§ INPUT ROWS:
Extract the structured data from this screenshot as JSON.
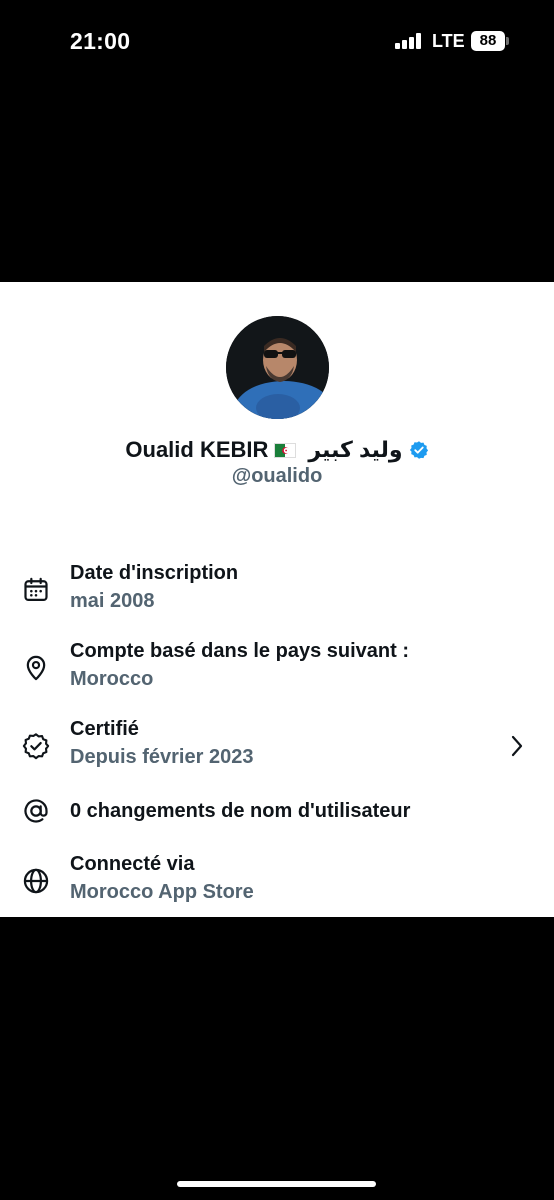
{
  "status_bar": {
    "time": "21:00",
    "network": "LTE",
    "battery": "88"
  },
  "profile": {
    "display_name": "Oualid KEBIR",
    "display_name_ar": "وليد كبير",
    "flag_icon": "algeria-flag",
    "verified_icon": "verified-badge",
    "handle": "@oualido",
    "accent_color": "#1d9bf0"
  },
  "about": [
    {
      "icon": "calendar-icon",
      "title": "Date d'inscription",
      "value": "mai 2008"
    },
    {
      "icon": "location-pin-icon",
      "title": "Compte basé dans le pays suivant :",
      "value": "Morocco"
    },
    {
      "icon": "verified-outline-icon",
      "title": "Certifié",
      "value": "Depuis février 2023"
    },
    {
      "icon": "at-sign-icon",
      "title": "0 changements de nom d'utilisateur"
    },
    {
      "icon": "globe-icon",
      "title": "Connecté via",
      "value": "Morocco App Store"
    }
  ]
}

§ REQUIREMENTS:
Print the complete listing exactly as it stands, without its pictures.

§ OUTPUT OF THE TASK:
Extract the structured data from this screenshot as JSON.
{
  "status_bar": {
    "time": "21:00",
    "network": "LTE",
    "battery": "88"
  },
  "profile": {
    "display_name": "Oualid KEBIR",
    "display_name_ar": "وليد كبير",
    "flag_icon": "algeria-flag",
    "verified_icon": "verified-badge",
    "handle": "@oualido",
    "accent_color": "#1d9bf0"
  },
  "about": [
    {
      "icon": "calendar-icon",
      "title": "Date d'inscription",
      "value": "mai 2008"
    },
    {
      "icon": "location-pin-icon",
      "title": "Compte basé dans le pays suivant :",
      "value": "Morocco"
    },
    {
      "icon": "verified-outline-icon",
      "title": "Certifié",
      "value": "Depuis février 2023"
    },
    {
      "icon": "at-sign-icon",
      "title": "0 changements de nom d'utilisateur"
    },
    {
      "icon": "globe-icon",
      "title": "Connecté via",
      "value": "Morocco App Store"
    }
  ]
}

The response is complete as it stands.